■ Task to complete ■
Go through the records and copy each line where the word "density" occurs.

[Stored dataset items]

⁂

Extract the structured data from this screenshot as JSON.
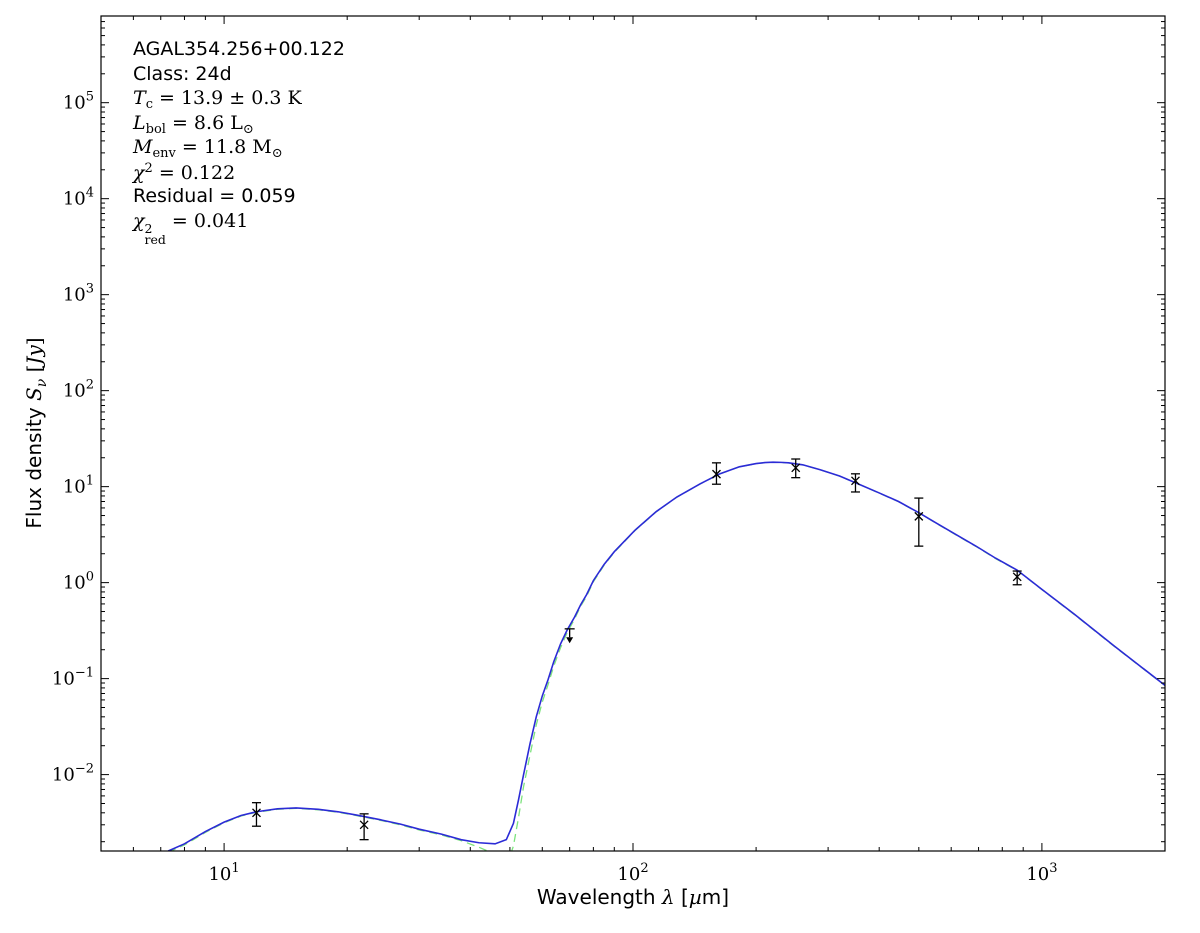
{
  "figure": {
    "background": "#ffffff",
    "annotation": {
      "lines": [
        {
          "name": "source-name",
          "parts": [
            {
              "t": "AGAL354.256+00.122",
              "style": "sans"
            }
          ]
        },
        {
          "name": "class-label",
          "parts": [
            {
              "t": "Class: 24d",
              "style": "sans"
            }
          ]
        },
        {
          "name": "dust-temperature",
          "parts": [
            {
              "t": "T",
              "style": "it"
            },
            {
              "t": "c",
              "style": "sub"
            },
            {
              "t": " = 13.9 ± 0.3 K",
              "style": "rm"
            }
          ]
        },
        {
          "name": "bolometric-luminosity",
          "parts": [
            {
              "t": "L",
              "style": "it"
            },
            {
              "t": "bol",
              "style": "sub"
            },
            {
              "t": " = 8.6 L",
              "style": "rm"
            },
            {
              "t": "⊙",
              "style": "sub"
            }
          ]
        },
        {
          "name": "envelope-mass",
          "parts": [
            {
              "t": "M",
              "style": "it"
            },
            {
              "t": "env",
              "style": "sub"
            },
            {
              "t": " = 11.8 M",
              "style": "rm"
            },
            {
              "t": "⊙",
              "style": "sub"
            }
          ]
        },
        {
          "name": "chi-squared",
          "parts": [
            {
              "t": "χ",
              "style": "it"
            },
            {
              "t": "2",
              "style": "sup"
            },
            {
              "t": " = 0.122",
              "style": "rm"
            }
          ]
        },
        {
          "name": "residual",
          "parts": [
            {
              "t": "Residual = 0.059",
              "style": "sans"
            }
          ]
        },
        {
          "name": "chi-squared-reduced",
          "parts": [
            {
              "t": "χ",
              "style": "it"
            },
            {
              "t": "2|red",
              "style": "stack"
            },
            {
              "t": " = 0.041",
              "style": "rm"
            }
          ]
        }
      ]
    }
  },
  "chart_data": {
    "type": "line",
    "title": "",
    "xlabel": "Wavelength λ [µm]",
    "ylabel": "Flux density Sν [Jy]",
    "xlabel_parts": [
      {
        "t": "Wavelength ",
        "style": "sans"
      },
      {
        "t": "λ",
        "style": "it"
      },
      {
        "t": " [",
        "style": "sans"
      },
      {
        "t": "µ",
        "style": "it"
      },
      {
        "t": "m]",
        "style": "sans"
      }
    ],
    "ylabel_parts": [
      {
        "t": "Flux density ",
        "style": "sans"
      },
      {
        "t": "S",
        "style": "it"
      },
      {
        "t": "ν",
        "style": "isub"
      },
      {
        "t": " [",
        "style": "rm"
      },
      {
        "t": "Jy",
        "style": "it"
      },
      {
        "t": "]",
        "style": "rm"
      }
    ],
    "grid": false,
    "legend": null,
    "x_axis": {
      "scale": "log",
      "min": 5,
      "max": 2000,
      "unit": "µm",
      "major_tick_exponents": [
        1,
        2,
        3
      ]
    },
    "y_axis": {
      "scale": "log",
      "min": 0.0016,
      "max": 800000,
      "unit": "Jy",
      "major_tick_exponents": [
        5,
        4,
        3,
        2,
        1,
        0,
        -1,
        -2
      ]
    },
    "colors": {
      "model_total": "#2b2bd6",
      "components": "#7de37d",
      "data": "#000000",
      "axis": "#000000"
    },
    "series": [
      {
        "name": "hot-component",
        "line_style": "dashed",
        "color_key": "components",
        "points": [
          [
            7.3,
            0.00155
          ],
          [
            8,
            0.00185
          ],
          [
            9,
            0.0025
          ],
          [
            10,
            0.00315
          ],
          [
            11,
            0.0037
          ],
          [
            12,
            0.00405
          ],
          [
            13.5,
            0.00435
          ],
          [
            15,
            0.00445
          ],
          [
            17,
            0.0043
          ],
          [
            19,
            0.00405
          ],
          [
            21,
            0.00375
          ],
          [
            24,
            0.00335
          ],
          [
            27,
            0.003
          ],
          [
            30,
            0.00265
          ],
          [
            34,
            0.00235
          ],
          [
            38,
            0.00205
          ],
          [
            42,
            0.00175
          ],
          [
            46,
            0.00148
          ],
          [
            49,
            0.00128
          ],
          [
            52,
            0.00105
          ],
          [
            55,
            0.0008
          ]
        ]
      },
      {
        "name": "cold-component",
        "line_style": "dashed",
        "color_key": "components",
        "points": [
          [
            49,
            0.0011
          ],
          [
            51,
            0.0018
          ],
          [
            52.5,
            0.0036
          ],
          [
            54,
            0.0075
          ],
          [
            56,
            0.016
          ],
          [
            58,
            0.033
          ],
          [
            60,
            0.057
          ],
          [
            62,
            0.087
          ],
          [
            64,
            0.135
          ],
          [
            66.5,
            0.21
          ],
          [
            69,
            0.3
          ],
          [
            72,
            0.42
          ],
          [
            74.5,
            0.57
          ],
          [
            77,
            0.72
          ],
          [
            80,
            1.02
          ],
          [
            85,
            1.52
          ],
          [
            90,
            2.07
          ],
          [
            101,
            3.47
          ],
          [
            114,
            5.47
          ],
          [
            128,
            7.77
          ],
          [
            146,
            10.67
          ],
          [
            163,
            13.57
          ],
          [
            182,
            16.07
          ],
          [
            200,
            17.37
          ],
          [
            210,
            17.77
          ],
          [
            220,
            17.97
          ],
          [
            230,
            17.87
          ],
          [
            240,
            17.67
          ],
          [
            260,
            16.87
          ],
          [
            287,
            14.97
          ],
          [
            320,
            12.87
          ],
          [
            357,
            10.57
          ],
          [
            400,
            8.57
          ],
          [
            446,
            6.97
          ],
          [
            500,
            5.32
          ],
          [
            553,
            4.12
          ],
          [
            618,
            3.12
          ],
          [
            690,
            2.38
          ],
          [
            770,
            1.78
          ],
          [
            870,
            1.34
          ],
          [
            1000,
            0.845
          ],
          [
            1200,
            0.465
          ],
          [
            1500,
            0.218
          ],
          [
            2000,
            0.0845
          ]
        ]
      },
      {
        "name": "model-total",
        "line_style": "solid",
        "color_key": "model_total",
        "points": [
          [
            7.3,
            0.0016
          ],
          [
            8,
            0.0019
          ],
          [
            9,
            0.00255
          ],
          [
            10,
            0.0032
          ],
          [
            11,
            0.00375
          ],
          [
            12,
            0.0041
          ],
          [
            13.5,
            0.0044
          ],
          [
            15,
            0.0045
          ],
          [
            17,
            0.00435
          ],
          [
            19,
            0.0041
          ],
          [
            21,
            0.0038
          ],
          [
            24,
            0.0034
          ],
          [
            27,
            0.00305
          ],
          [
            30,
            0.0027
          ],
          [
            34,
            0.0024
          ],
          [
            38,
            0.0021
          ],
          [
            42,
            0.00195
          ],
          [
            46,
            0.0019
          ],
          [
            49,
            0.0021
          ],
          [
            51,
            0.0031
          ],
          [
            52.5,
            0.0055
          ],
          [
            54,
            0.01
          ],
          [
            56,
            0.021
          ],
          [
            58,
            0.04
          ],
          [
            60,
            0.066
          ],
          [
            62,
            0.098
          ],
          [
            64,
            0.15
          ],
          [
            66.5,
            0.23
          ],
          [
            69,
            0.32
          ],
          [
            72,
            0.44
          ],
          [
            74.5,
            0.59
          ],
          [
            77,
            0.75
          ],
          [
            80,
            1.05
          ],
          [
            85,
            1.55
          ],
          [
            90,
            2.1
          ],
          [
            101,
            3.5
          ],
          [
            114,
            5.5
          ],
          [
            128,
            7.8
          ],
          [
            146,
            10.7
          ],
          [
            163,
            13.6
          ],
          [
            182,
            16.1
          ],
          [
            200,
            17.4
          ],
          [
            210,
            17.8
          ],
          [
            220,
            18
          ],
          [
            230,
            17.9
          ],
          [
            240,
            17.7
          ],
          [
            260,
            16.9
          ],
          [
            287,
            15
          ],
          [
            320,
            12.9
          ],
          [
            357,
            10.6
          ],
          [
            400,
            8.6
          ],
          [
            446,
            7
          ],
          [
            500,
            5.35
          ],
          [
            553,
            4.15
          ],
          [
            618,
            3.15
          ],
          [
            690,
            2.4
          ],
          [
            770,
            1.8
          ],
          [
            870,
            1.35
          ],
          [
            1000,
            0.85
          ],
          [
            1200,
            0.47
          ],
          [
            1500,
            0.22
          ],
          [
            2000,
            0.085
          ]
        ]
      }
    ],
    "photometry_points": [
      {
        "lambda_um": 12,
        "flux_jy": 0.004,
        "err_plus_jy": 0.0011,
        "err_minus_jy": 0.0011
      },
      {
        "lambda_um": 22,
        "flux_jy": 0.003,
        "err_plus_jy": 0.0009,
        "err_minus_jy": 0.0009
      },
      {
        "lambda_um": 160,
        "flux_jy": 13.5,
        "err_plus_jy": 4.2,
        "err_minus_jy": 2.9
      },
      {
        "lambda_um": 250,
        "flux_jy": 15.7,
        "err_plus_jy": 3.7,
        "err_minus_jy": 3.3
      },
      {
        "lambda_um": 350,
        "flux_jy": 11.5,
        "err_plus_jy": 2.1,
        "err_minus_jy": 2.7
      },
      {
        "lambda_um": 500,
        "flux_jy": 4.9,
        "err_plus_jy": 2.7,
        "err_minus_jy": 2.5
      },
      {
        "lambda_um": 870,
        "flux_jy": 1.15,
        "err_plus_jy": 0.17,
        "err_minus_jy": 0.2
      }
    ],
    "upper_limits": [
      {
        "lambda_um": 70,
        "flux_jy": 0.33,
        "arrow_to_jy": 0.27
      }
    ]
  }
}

⁂

■ Finished exercise ■
    "ylabel": "Flux density Sν [Jy]",
        "t": "Flux density ",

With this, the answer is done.